Exercise brief:
Scan the lines below; pull out those with "value".

Exercise materials:
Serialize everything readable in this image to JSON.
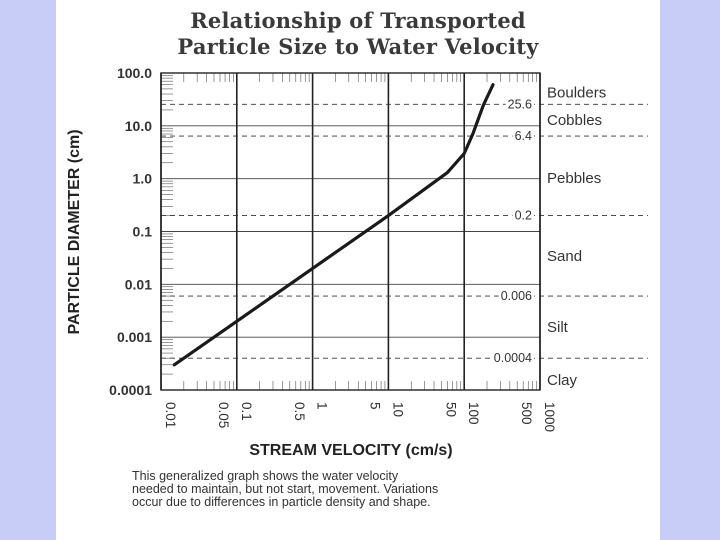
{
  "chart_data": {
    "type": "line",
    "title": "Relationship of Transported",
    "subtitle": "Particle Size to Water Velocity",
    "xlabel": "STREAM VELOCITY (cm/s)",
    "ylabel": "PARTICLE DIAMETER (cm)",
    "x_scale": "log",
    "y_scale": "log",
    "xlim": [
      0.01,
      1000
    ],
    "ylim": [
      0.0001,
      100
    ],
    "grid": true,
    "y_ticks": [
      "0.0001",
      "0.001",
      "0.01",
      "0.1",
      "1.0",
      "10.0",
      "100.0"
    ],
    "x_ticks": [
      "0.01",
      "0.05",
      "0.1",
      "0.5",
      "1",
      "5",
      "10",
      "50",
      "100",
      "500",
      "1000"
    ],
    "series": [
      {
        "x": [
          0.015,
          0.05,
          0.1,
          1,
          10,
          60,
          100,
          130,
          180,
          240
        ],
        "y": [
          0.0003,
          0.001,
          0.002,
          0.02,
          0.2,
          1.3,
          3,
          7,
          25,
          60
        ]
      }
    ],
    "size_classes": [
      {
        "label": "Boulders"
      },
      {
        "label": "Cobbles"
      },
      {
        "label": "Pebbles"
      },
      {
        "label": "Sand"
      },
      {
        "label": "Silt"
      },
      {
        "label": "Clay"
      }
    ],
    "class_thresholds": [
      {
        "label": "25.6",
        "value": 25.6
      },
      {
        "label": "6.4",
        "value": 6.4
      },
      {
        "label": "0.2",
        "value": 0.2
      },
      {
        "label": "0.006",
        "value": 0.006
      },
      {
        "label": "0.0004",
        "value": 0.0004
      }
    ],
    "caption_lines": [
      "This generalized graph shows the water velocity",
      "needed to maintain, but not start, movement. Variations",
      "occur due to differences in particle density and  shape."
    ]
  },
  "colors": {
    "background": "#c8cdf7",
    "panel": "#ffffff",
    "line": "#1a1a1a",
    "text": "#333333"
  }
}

Result below:
        "value": 25.6
        "value": 6.4
        "value": 0.2
        "value": 0.006
        "value": 0.0004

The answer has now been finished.